◆ **Dataset records**
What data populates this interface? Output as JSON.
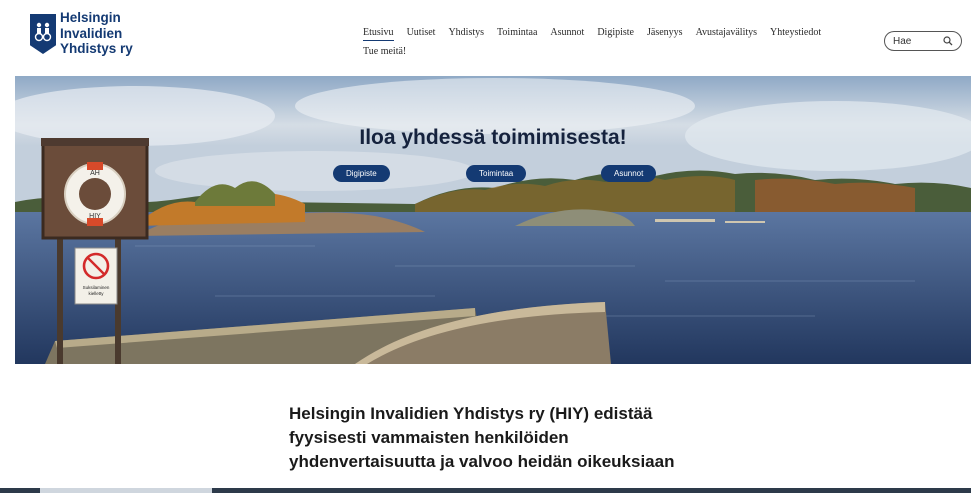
{
  "brand": {
    "name_lines": [
      "Helsingin",
      "Invalidien",
      "Yhdistys ry"
    ],
    "color": "#143a73"
  },
  "nav": {
    "items": [
      {
        "label": "Etusivu",
        "active": true
      },
      {
        "label": "Uutiset"
      },
      {
        "label": "Yhdistys"
      },
      {
        "label": "Toimintaa"
      },
      {
        "label": "Asunnot"
      },
      {
        "label": "Digipiste"
      },
      {
        "label": "Jäsenyys"
      },
      {
        "label": "Avustajavälitys"
      },
      {
        "label": "Yhteystiedot"
      }
    ],
    "second_row": {
      "label": "Tue meitä!"
    }
  },
  "search": {
    "placeholder": "Hae",
    "icon": "search-icon"
  },
  "hero": {
    "title": "Iloa yhdessä toimimisesta!",
    "buttons": [
      {
        "label": "Digipiste"
      },
      {
        "label": "Toimintaa"
      },
      {
        "label": "Asunnot"
      }
    ],
    "lifebuoy_text_top": "AH",
    "lifebuoy_text_bottom": "HIY",
    "sign_text": [
      "Suksilaminen",
      "kielletty"
    ]
  },
  "intro": {
    "text": "Helsingin Invalidien Yhdistys ry (HIY) edistää fyysisesti vammaisten henkilöiden yhdenvertaisuutta ja valvoo heidän oikeuksiaan"
  },
  "colors": {
    "accent": "#143a73"
  }
}
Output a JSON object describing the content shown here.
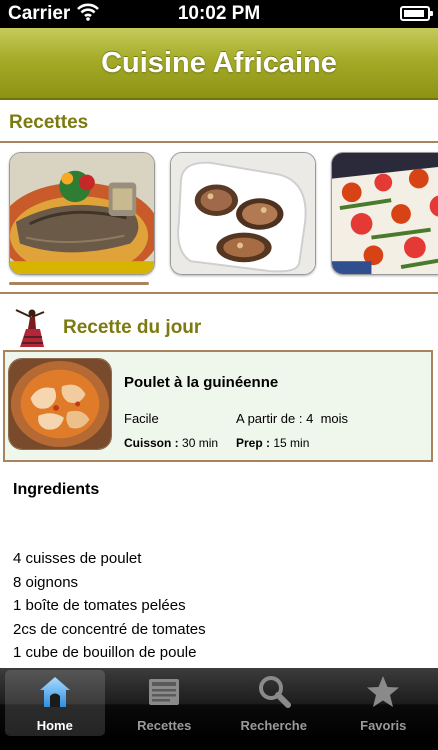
{
  "status_bar": {
    "carrier": "Carrier",
    "time": "10:02 PM"
  },
  "header": {
    "title": "Cuisine Africaine",
    "accent_color": "#a5ab27"
  },
  "recettes_section": {
    "heading": "Recettes",
    "thumbnails": [
      {
        "icon": "grilled-fish-photo"
      },
      {
        "icon": "stuffed-eggplant-photo"
      },
      {
        "icon": "tomato-dish-photo"
      }
    ]
  },
  "recette_du_jour": {
    "heading": "Recette du jour",
    "recipe": {
      "name": "Poulet à la guinéenne",
      "difficulty": "Facile",
      "age_label": "A partir de :",
      "age_value": "4",
      "age_unit": "mois",
      "cook_label": "Cuisson :",
      "cook_value": "30 min",
      "prep_label": "Prep :",
      "prep_value": "15 min"
    }
  },
  "ingredients": {
    "title": "Ingredients",
    "items": [
      "4 cuisses de poulet",
      "8 oignons",
      "1 boîte de tomates pelées",
      "2cs de concentré de tomates",
      "1 cube de bouillon de poule"
    ]
  },
  "tab_bar": {
    "tabs": [
      {
        "label": "Home",
        "icon": "home-icon",
        "active": true
      },
      {
        "label": "Recettes",
        "icon": "recipes-icon",
        "active": false
      },
      {
        "label": "Recherche",
        "icon": "search-icon",
        "active": false
      },
      {
        "label": "Favoris",
        "icon": "star-icon",
        "active": false
      }
    ]
  }
}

◆ **WHAT YOU NEED TO DO**
Without any pictures, write out the lines running from the one containing "Output a JSON" through the end of the listing above, both included, exactly as given.

◆ **ANSWER TO THE PROBLEM**
Output a JSON object describing the content shown here.
{
  "status_bar": {
    "carrier": "Carrier",
    "time": "10:02 PM"
  },
  "header": {
    "title": "Cuisine Africaine",
    "accent_color": "#a5ab27"
  },
  "recettes_section": {
    "heading": "Recettes",
    "thumbnails": [
      {
        "icon": "grilled-fish-photo"
      },
      {
        "icon": "stuffed-eggplant-photo"
      },
      {
        "icon": "tomato-dish-photo"
      }
    ]
  },
  "recette_du_jour": {
    "heading": "Recette du jour",
    "recipe": {
      "name": "Poulet à la guinéenne",
      "difficulty": "Facile",
      "age_label": "A partir de :",
      "age_value": "4",
      "age_unit": "mois",
      "cook_label": "Cuisson :",
      "cook_value": "30 min",
      "prep_label": "Prep :",
      "prep_value": "15 min"
    }
  },
  "ingredients": {
    "title": "Ingredients",
    "items": [
      "4 cuisses de poulet",
      "8 oignons",
      "1 boîte de tomates pelées",
      "2cs de concentré de tomates",
      "1 cube de bouillon de poule"
    ]
  },
  "tab_bar": {
    "tabs": [
      {
        "label": "Home",
        "icon": "home-icon",
        "active": true
      },
      {
        "label": "Recettes",
        "icon": "recipes-icon",
        "active": false
      },
      {
        "label": "Recherche",
        "icon": "search-icon",
        "active": false
      },
      {
        "label": "Favoris",
        "icon": "star-icon",
        "active": false
      }
    ]
  }
}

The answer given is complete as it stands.